(Given exercise):
Find all lines in the listing that include the word "Tokenomics", then copy them.

+++ Data shown

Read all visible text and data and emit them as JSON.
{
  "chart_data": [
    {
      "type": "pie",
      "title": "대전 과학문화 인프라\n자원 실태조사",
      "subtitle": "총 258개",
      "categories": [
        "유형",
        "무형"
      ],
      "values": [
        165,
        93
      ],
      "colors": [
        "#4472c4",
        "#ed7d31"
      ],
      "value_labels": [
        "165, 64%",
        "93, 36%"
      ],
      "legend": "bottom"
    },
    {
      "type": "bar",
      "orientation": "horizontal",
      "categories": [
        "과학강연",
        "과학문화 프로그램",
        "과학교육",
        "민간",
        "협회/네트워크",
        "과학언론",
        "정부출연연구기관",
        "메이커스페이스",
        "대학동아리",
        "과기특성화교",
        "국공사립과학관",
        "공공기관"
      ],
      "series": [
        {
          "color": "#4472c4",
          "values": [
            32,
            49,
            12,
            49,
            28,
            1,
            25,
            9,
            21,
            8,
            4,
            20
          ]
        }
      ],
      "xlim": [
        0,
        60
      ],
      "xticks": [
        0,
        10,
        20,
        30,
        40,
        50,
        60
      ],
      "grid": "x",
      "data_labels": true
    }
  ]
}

++++++
+++ Data shown

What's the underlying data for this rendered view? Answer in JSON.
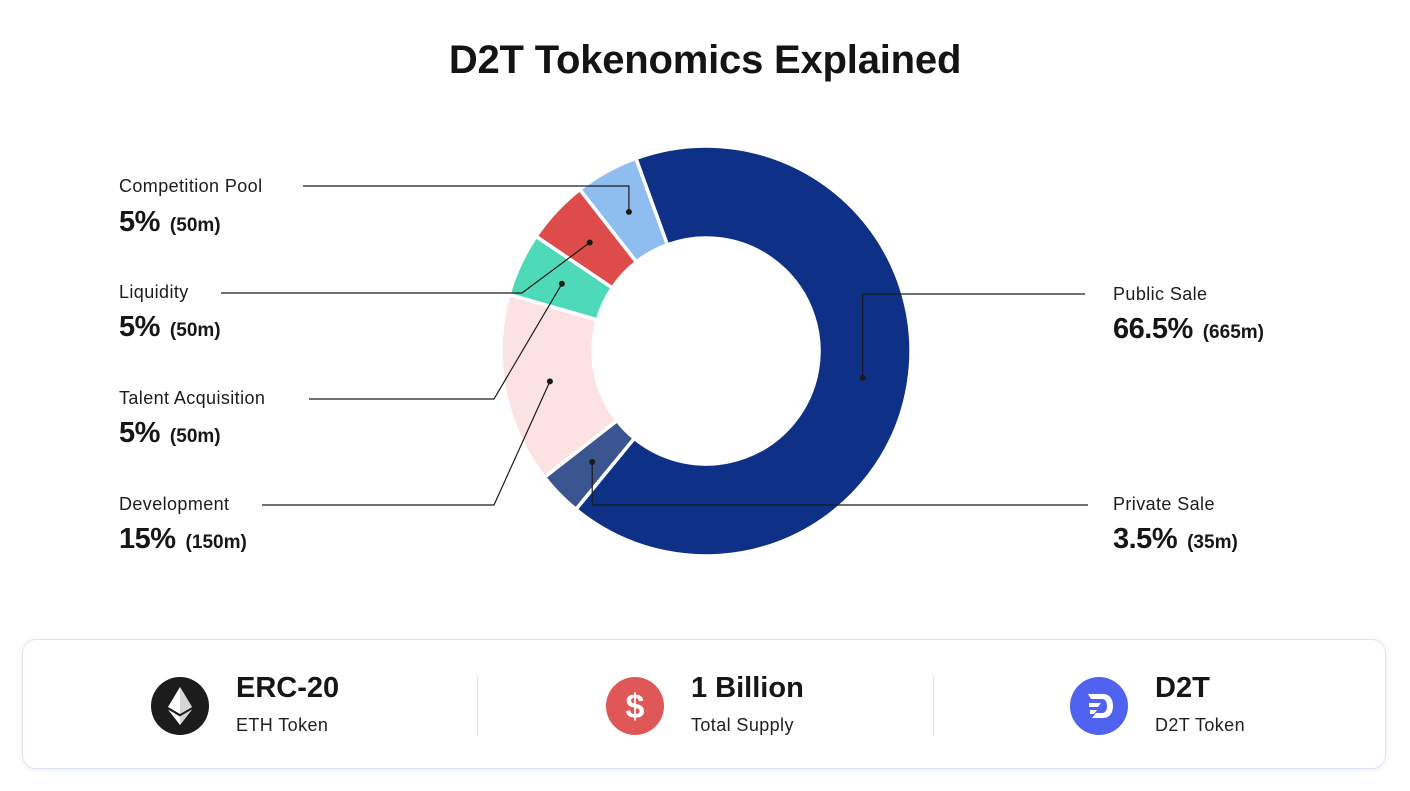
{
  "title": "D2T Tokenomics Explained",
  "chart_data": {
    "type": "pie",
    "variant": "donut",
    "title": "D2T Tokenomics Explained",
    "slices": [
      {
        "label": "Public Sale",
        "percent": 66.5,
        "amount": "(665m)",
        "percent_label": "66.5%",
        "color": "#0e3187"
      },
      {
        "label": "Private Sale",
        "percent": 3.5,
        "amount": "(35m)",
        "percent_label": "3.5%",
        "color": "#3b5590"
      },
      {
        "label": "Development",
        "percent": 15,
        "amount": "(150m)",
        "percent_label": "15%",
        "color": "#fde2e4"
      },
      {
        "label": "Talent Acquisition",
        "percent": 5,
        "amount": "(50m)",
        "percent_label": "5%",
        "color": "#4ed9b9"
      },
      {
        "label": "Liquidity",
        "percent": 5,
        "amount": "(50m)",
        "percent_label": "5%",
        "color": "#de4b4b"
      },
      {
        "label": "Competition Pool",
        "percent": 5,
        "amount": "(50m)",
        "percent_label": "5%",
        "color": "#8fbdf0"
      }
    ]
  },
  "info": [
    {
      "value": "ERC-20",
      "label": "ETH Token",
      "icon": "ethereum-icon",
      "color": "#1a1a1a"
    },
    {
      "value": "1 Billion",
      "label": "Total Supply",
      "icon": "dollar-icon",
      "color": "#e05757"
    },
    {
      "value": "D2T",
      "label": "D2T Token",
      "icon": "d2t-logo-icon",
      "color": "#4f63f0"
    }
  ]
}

++++++

(Answer for the task):
  "title": "D2T Tokenomics Explained",
    "title": "D2T Tokenomics Explained",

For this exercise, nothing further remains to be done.